** START **
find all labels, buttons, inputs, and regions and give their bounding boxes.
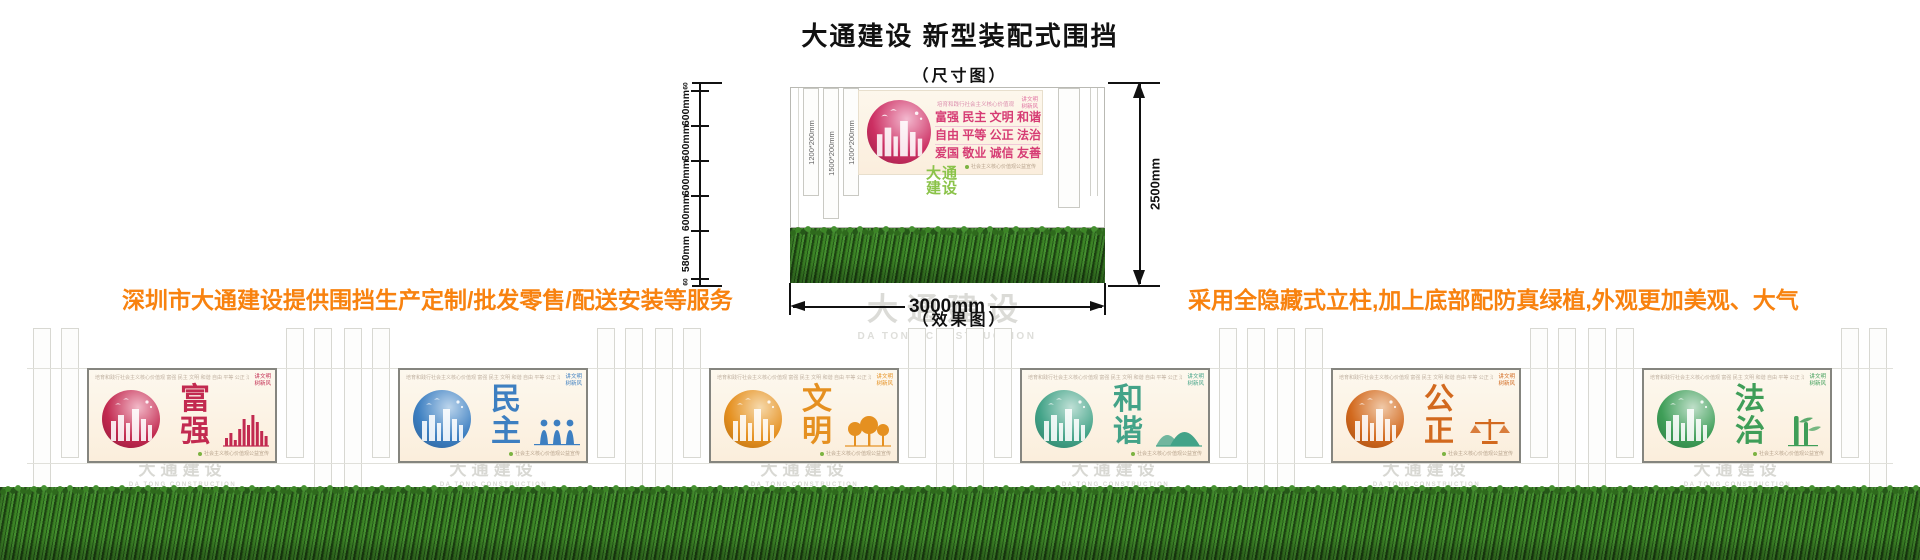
poster-header: 培育和践行社会主义核心价值观 富强 民主 文明 和谐 自由 平等 公正 法治 爱… [717,374,871,381]
ruler-tick [691,125,709,127]
arrow-left-icon [790,301,805,311]
fence-post-strip [61,328,79,458]
values-row: 爱国 敬业 诚信 友善 [935,145,1039,162]
fence-post-strip [597,328,615,458]
promo-sheet: 大通建设 新型装配式围挡 （尺寸图） 深圳市大通建设提供围挡生产定制/批发零售/… [0,0,1920,560]
poster-header: 培育和践行社会主义核心价值观 富强 民主 文明 和谐 自由 平等 公正 法治 爱… [1339,374,1493,381]
value-word: 公正 [1419,384,1459,448]
fence-frame-line [798,88,799,227]
green-dot-icon [1753,452,1757,456]
strip-size-label: 1200*200mm [847,120,856,165]
green-dot-icon [1131,452,1135,456]
poster-footer: 社会主义核心价值观公益宣传 [509,450,580,457]
ruler-label: 60 [683,82,690,89]
post-strip: 1500*200mm [823,88,839,219]
values-row: 自由 平等 公正 法治 [935,127,1039,145]
arrow-up-icon [1133,82,1145,98]
value-panel-poster: 培育和践行社会主义核心价值观 富强 民主 文明 和谐 自由 平等 公正 法治 爱… [709,368,899,463]
fence-post-strip [994,328,1012,458]
left-note: 深圳市大通建设提供围挡生产定制/批发零售/配送安装等服务 [122,281,733,315]
poster-footer: 社会主义核心价值观公益宣传 [965,163,1036,170]
papercut-circle-icon [867,100,931,164]
values-row: 富强 民主 文明 和谐 [935,109,1039,127]
datong-green-logo: 大通 建设 [926,166,958,196]
dimension-line [1139,84,1141,284]
value-panel-poster: 培育和践行社会主义核心价值观 富强 民主 文明 和谐 自由 平等 公正 法治 爱… [1331,368,1521,463]
ruler-label: 60 [683,278,690,285]
fence-post-strip [1530,328,1548,458]
value-char: 富 [175,384,215,416]
ruler-label: 580mm [680,236,692,272]
arrow-right-icon [1090,301,1105,311]
value-char: 主 [486,416,526,448]
poster-footer: 社会主义核心价值观公益宣传 [1131,450,1202,457]
ruler-line [699,82,701,285]
value-char: 正 [1419,416,1459,448]
value-char: 文 [797,384,837,416]
scales-icon [1467,414,1513,448]
size-diagram-label: （尺寸图） [0,62,1920,86]
value-panel-poster: 培育和践行社会主义核心价值观 富强 民主 文明 和谐 自由 平等 公正 法治 爱… [398,368,588,463]
papercut-circle-icon [413,390,471,448]
value-char: 强 [175,416,215,448]
poster-header: 培育和践行社会主义核心价值观 富强 民主 文明 和谐 自由 平等 公正 法治 爱… [95,374,249,381]
poster-footer: 社会主义核心价值观公益宣传 [820,450,891,457]
right-note: 采用全隐藏式立柱,加上底部配防真绿植,外观更加美观、大气 [1188,281,1799,315]
papercut-circle-icon [724,390,782,448]
corner-slogan: 讲文明 树新风 [1021,97,1038,110]
diagram-grass-hedge [790,228,1105,283]
hills-icon [1156,414,1202,448]
green-dot-icon [1442,452,1446,456]
bamboo-icon [1778,414,1824,448]
ruler-tick [691,230,709,232]
corner-slogan: 讲文明 树新风 [565,374,582,387]
arrow-down-icon [1133,270,1145,286]
dimension-line [793,306,905,308]
poster-header: 培育和践行社会主义核心价值观 富强 民主 文明 和谐 自由 平等 公正 法治 爱… [1650,374,1804,381]
trees-icon [845,414,891,448]
ruler-label: 600mm [680,194,692,230]
fence-post-strip [1616,328,1634,458]
poster-header: 培育和践行社会主义核心价值观 [937,100,1014,108]
green-dot-icon [965,165,969,169]
poster-footer: 社会主义核心价值观公益宣传 [1442,450,1513,457]
effect-diagram-label: （效果图） [912,306,1007,330]
corner-slogan: 讲文明 树新风 [1809,374,1826,387]
page-title: 大通建设 新型装配式围挡 [0,16,1920,53]
poster-header: 培育和践行社会主义核心价值观 富强 民主 文明 和谐 自由 平等 公正 法治 爱… [1028,374,1182,381]
corner-slogan: 讲文明 树新风 [1498,374,1515,387]
fence-frame-line [1090,88,1091,196]
value-panel-poster: 培育和践行社会主义核心价值观 富强 民主 文明 和谐 自由 平等 公正 法治 爱… [87,368,277,463]
corner-slogan: 讲文明 树新风 [1187,374,1204,387]
fence-post-strip [1841,328,1859,458]
papercut-circle-icon [102,390,160,448]
height-dimension-label: 2500mm [1148,158,1163,210]
ruler-tick [691,278,709,280]
figures-icon [534,414,580,448]
post-strip: 1200*200mm [803,88,819,196]
value-word: 民主 [486,384,526,448]
green-dot-icon [509,452,513,456]
ruler-label: 600mm [680,89,692,125]
post-strip: 1200*200mm [843,88,859,196]
strip-size-label: 1500*200mm [827,131,836,176]
ruler-label: 600mm [680,124,692,160]
value-word: 和谐 [1108,384,1148,448]
corner-slogan: 讲文明 树新风 [876,374,893,387]
fence-post-strip [372,328,390,458]
value-char: 公 [1419,384,1459,416]
value-word: 法治 [1730,384,1770,448]
green-dot-icon [198,452,202,456]
fence-post-strip [286,328,304,458]
post-strip-right [1058,88,1080,208]
poster-footer: 社会主义核心价值观公益宣传 [198,450,269,457]
value-char: 民 [486,384,526,416]
ruler-tick [691,160,709,162]
value-char: 法 [1730,384,1770,416]
papercut-circle-icon [1657,390,1715,448]
value-char: 谐 [1108,416,1148,448]
fence-frame-line [1097,88,1098,196]
corner-slogan: 讲文明 树新风 [254,374,271,387]
fence-post-strip [683,328,701,458]
ruler-tick [691,90,709,92]
green-dot-icon [820,452,824,456]
poster-header: 培育和践行社会主义核心价值观 富强 民主 文明 和谐 自由 平等 公正 法治 爱… [406,374,560,381]
strip-size-label: 1200*200mm [807,120,816,165]
fence-post-strip [908,328,926,458]
value-word: 文明 [797,384,837,448]
value-panel-poster: 培育和践行社会主义核心价值观 富强 民主 文明 和谐 自由 平等 公正 法治 爱… [1020,368,1210,463]
values-poster: 培育和践行社会主义核心价值观 富强 民主 文明 和谐 自由 平等 公正 法治 爱… [858,90,1043,175]
grass-hedge [0,487,1920,560]
ruler-tick [692,285,722,287]
fence-post-strip [1219,328,1237,458]
value-char: 治 [1730,416,1770,448]
core-values-rows: 富强 民主 文明 和谐 自由 平等 公正 法治 爱国 敬业 诚信 友善 [935,109,1039,162]
papercut-circle-icon [1346,390,1404,448]
papercut-circle-icon [1035,390,1093,448]
ruler-label: 600mm [680,159,692,195]
bars-icon [223,414,269,448]
fence-post-strip [1305,328,1323,458]
value-char: 和 [1108,384,1148,416]
poster-footer: 社会主义核心价值观公益宣传 [1753,450,1824,457]
ruler-tick [692,82,722,84]
value-word: 富强 [175,384,215,448]
value-char: 明 [797,416,837,448]
value-panel-poster: 培育和践行社会主义核心价值观 富强 民主 文明 和谐 自由 平等 公正 法治 爱… [1642,368,1832,463]
ruler-tick [691,195,709,197]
** END **
Swap "fence-post-strip" for "fence-pole-strip" in everything from the line containing "法治 爱… [717,374,871,381]" down to the line containing "strip-size-label: 1200*200mm [847,120,856,165]". Return only those lines, with nothing else changed.

**RESULT OF THIS TASK:**
poster-header: 培育和践行社会主义核心价值观 富强 民主 文明 和谐 自由 平等 公正 法治 爱… [717,374,871,381]
ruler-tick [691,125,709,127]
arrow-left-icon [790,301,805,311]
fence-pole-strip [61,328,79,458]
values-row: 爱国 敬业 诚信 友善 [935,145,1039,162]
fence-pole-strip [597,328,615,458]
promo-sheet: 大通建设 新型装配式围挡 （尺寸图） 深圳市大通建设提供围挡生产定制/批发零售/… [0,0,1920,560]
poster-header: 培育和践行社会主义核心价值观 富强 民主 文明 和谐 自由 平等 公正 法治 爱… [1339,374,1493,381]
value-word: 公正 [1419,384,1459,448]
fence-frame-line [798,88,799,227]
green-dot-icon [1753,452,1757,456]
strip-size-label: 1200*200mm [847,120,856,165]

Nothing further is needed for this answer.